> DIRECTION
Your answer should be one number: how many lines of the records hold the string "title".

> DATA SUPPLIED
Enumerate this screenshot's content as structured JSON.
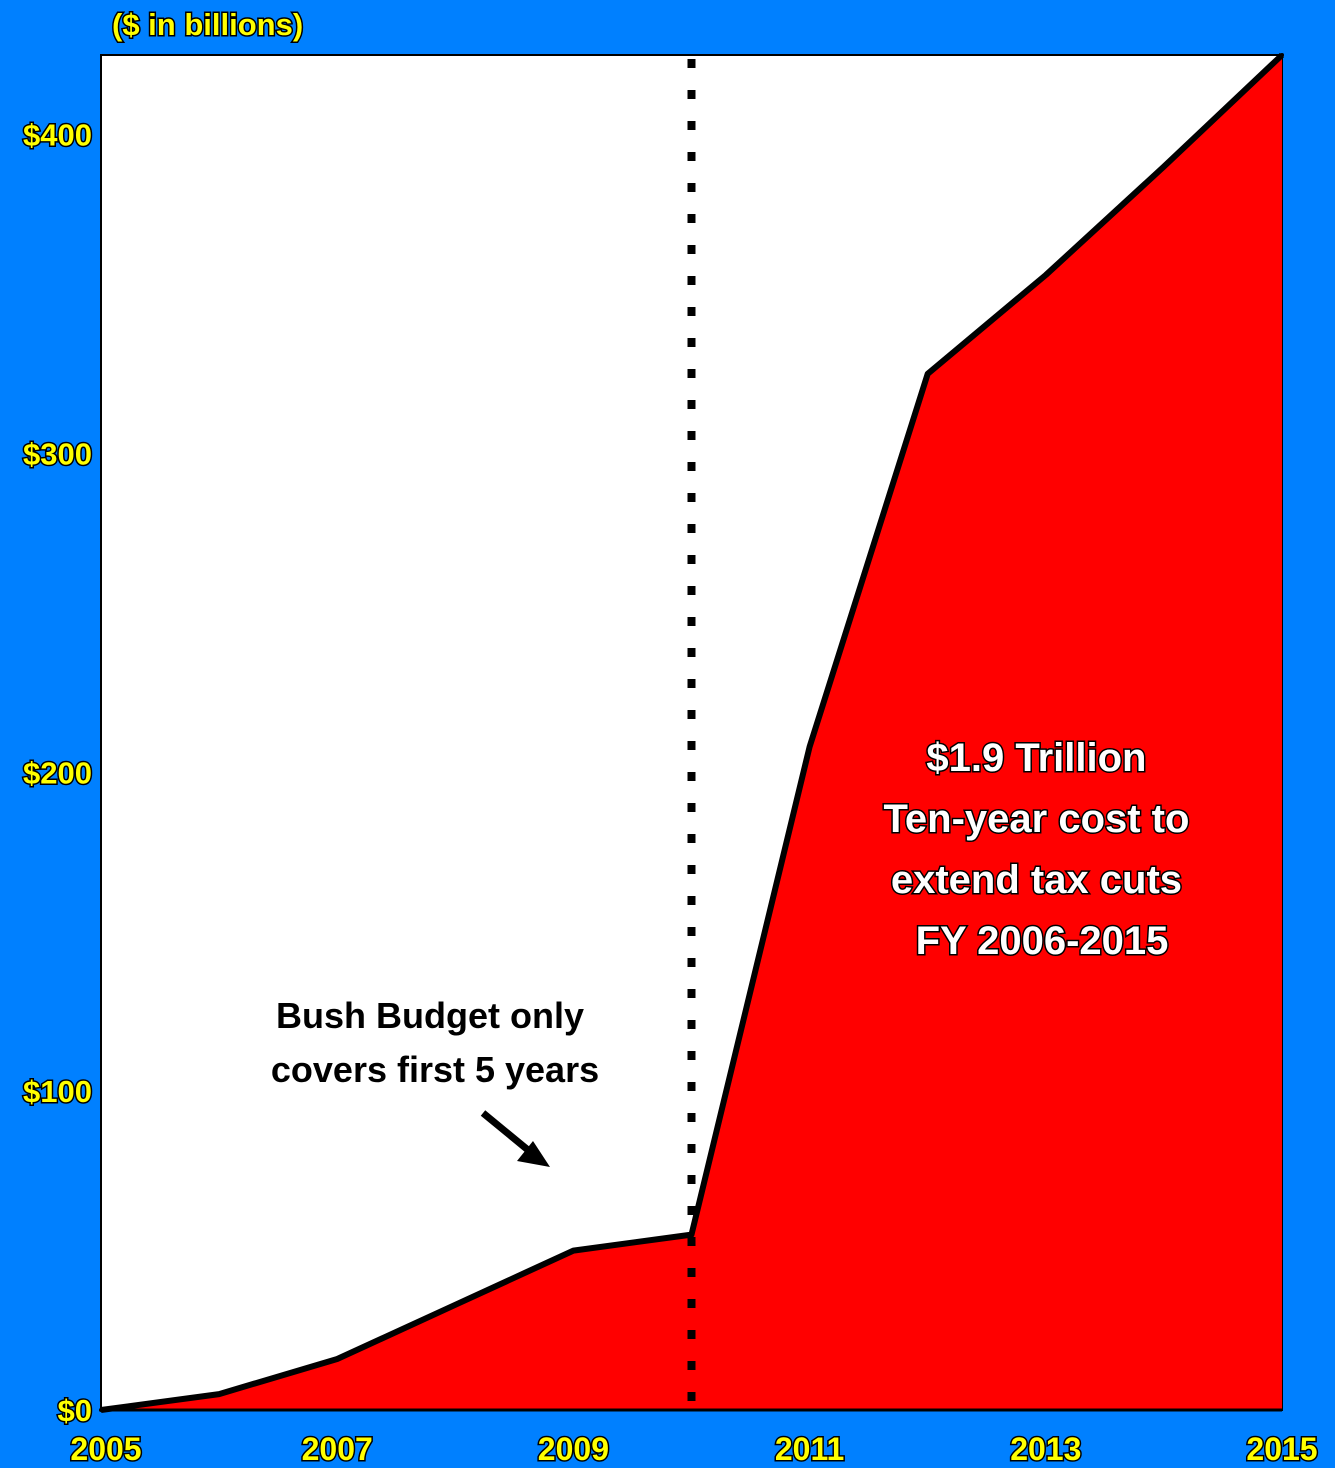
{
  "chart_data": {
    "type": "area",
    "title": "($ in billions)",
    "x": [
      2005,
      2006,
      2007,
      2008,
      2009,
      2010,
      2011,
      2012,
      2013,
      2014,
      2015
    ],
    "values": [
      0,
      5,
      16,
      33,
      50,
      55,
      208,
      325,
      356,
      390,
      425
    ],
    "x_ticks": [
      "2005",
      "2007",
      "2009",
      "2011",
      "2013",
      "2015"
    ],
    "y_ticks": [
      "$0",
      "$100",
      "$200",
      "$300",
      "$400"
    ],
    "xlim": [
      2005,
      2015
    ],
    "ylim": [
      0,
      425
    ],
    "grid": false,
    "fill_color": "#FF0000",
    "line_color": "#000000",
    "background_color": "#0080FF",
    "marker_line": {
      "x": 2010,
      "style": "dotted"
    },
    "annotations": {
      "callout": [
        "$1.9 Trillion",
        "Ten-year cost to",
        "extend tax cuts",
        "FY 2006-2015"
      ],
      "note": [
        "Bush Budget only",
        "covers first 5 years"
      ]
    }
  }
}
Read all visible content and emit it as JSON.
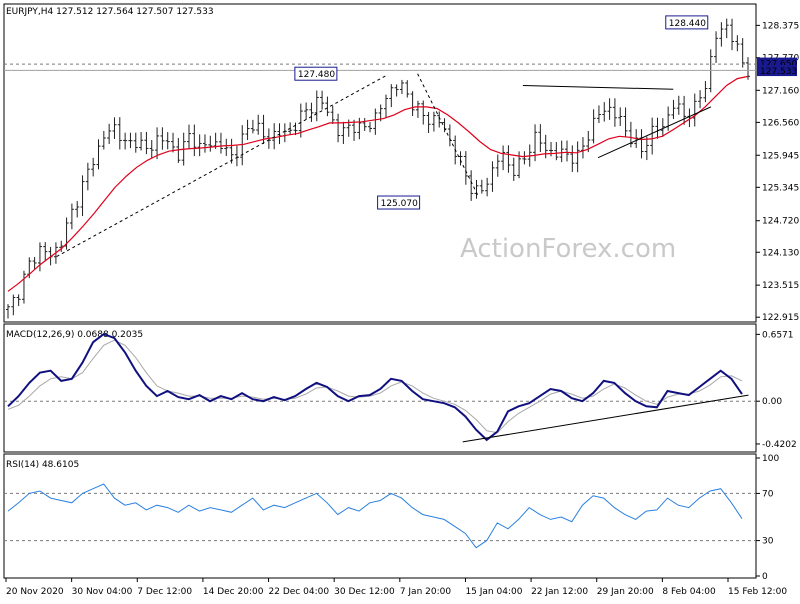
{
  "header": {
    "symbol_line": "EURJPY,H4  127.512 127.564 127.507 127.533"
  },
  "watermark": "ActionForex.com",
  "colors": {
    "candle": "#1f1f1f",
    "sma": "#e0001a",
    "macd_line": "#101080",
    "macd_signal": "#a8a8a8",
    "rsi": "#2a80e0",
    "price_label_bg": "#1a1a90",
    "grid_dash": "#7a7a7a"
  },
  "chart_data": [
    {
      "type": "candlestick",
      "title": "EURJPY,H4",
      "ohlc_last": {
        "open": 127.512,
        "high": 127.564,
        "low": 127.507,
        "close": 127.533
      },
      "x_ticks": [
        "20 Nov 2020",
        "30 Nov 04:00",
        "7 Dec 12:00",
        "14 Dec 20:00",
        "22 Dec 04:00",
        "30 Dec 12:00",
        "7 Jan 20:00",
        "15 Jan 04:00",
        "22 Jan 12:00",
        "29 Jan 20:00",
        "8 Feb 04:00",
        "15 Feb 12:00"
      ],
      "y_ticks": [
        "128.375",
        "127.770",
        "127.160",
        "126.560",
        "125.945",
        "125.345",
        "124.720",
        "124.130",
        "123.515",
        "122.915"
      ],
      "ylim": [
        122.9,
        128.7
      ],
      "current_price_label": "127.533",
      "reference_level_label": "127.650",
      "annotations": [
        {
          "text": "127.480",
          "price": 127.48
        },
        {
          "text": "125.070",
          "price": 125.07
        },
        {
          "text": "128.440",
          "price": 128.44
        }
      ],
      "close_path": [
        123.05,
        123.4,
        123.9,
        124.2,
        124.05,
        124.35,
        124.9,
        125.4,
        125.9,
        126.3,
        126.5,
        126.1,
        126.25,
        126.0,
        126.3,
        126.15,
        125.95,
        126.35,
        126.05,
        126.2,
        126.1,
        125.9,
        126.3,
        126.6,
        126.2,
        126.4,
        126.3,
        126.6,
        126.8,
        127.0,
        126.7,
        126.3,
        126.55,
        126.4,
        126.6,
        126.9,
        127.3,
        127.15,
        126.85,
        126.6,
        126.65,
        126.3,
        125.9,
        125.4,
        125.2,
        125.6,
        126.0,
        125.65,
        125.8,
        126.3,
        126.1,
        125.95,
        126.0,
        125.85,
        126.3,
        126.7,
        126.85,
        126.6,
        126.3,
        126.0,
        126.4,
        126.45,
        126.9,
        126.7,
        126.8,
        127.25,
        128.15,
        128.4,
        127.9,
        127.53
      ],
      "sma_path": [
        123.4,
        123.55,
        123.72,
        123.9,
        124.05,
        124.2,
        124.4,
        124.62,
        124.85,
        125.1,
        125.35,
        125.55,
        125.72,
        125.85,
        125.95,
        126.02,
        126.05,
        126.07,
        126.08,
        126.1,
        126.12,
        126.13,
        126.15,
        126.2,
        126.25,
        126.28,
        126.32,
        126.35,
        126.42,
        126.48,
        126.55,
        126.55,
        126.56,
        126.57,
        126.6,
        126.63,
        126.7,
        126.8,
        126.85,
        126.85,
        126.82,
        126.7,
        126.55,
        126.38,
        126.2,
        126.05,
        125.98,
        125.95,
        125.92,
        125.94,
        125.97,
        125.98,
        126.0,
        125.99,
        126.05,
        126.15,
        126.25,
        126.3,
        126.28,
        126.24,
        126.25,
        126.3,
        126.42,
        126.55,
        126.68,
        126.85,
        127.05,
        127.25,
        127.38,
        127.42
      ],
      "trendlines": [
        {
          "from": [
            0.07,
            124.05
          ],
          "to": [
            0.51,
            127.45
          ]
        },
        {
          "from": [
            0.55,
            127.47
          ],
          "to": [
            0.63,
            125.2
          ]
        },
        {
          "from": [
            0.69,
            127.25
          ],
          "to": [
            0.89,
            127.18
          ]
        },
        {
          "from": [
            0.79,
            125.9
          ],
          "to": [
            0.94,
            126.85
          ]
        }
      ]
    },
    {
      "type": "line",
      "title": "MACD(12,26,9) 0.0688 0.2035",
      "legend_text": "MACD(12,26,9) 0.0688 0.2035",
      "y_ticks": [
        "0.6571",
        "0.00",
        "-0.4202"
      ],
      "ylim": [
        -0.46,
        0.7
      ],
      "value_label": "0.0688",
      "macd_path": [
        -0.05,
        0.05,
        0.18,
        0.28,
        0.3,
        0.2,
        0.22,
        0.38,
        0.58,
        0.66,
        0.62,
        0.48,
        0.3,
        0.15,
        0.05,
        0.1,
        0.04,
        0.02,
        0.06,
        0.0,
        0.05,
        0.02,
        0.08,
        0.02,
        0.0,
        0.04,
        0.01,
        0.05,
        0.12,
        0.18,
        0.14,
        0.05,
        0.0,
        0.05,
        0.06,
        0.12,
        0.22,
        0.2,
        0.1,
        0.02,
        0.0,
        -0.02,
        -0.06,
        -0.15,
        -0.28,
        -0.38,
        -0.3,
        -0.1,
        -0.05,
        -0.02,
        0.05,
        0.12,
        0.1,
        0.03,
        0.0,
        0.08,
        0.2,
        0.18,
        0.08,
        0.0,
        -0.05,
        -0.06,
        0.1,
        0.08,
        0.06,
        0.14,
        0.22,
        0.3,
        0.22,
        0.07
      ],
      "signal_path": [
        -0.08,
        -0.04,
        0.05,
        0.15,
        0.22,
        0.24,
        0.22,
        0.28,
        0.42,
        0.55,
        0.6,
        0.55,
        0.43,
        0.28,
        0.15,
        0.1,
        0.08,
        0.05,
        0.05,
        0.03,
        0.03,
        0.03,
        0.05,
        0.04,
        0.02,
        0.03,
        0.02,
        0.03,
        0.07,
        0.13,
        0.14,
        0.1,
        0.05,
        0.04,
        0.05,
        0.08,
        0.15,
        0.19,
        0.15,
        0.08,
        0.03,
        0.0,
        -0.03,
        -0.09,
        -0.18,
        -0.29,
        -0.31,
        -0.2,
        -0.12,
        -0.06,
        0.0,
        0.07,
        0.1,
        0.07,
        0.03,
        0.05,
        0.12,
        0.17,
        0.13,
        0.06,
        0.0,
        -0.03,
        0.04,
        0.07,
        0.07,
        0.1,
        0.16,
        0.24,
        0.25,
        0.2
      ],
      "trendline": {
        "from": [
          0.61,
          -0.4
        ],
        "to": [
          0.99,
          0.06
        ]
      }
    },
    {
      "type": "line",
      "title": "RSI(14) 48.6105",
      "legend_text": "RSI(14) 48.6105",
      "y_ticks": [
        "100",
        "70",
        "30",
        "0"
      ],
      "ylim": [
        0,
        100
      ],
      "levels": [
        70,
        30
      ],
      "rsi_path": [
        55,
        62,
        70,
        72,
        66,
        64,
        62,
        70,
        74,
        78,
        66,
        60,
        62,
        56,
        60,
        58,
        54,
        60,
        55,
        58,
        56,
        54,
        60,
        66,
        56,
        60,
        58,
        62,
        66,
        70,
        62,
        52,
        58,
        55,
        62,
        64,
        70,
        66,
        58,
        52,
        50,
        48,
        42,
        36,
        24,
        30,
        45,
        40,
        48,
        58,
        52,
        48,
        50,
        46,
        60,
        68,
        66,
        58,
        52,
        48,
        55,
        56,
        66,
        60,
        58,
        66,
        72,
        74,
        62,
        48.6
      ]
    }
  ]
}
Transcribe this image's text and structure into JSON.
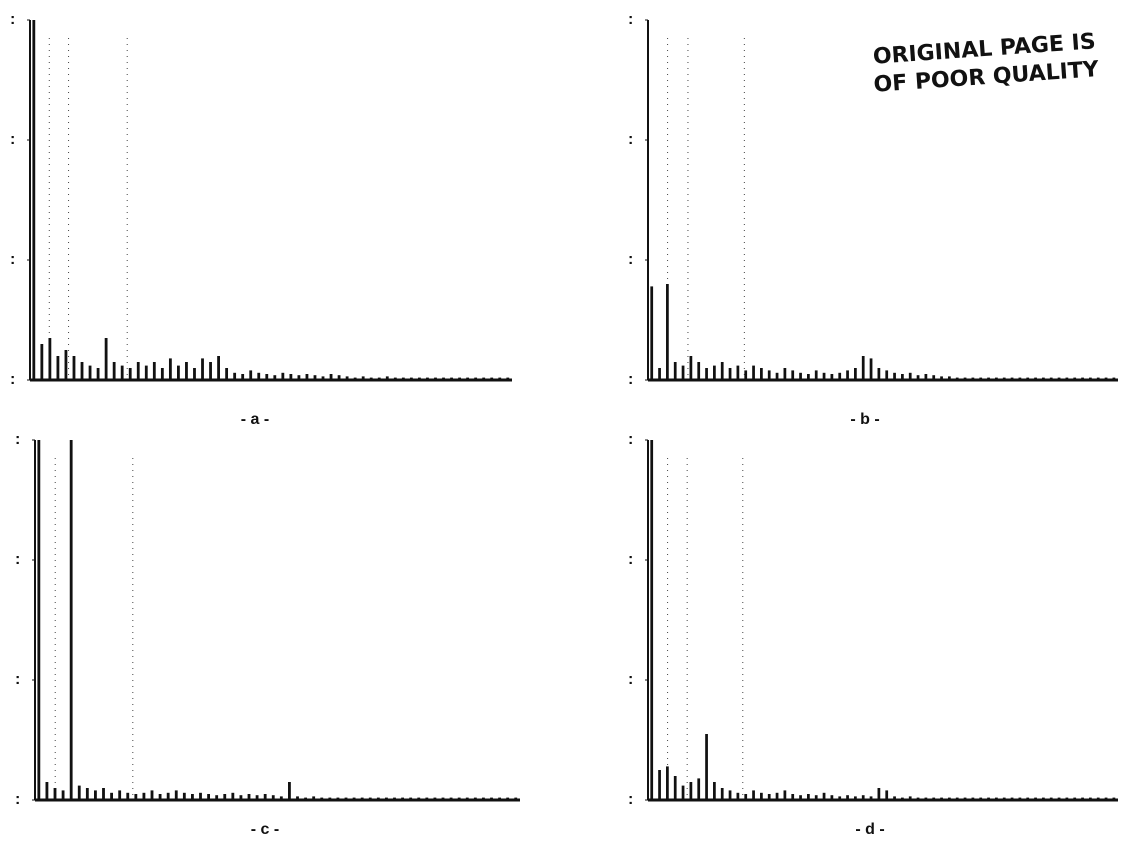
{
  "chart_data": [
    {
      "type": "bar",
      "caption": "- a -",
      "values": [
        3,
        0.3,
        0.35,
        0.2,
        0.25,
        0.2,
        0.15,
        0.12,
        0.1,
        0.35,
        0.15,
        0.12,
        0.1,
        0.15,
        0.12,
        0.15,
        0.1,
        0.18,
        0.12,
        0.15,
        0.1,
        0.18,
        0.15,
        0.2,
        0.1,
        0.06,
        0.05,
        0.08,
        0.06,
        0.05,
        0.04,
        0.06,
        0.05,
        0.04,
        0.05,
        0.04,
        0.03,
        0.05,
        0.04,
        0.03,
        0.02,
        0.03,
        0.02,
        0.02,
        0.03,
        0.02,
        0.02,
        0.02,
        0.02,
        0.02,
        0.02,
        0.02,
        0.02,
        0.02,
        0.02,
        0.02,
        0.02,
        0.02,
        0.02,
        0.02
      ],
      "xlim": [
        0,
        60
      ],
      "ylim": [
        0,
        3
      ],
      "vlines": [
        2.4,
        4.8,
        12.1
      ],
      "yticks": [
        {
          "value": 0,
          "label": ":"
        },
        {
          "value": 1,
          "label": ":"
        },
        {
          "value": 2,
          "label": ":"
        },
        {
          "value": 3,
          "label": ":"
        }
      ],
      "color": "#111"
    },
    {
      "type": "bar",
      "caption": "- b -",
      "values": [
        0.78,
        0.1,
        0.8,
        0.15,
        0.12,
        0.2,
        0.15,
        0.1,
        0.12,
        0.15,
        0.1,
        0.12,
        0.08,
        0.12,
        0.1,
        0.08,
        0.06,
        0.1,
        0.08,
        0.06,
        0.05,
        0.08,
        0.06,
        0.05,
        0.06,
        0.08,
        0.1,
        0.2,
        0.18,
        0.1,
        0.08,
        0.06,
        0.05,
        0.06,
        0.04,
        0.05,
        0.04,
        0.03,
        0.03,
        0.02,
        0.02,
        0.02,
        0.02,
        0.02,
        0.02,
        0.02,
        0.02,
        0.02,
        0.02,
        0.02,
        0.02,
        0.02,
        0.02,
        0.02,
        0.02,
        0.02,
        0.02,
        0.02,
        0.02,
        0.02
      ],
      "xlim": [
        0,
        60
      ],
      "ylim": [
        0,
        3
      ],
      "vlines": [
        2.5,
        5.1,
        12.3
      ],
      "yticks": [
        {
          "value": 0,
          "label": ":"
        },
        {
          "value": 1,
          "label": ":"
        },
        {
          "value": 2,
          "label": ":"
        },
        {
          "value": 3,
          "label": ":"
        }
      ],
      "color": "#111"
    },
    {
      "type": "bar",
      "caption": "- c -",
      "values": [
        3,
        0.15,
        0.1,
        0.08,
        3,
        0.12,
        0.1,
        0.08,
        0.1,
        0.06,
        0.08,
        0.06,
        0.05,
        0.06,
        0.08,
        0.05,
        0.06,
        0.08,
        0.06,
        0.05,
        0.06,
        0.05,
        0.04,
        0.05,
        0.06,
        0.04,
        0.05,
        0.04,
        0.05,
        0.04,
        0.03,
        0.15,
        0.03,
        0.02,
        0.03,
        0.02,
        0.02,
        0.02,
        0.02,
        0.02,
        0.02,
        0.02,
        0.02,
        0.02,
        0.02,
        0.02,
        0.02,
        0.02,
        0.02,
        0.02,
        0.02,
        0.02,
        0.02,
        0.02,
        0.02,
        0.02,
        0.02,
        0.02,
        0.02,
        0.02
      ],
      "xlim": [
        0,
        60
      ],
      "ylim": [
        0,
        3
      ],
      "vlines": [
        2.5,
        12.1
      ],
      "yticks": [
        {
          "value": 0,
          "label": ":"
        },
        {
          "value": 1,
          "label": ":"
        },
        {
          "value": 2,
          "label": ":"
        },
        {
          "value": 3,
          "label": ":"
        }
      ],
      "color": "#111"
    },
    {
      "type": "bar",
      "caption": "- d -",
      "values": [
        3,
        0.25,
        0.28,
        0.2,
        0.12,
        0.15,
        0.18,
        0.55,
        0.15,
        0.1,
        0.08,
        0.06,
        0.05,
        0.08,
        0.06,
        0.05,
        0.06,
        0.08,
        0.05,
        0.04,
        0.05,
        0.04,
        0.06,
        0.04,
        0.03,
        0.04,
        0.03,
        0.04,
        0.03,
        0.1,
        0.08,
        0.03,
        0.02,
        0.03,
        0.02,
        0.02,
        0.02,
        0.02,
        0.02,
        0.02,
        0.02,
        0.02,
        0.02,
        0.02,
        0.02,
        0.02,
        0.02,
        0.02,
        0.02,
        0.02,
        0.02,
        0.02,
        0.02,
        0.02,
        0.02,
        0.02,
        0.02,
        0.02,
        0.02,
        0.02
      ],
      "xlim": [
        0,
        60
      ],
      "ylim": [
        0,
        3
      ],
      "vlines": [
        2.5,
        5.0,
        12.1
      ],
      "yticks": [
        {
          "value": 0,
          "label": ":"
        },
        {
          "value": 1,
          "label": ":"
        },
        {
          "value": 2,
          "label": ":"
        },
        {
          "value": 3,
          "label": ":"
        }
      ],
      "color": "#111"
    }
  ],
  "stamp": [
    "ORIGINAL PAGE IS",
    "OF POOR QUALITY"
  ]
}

> WRITTEN SOLUTION
4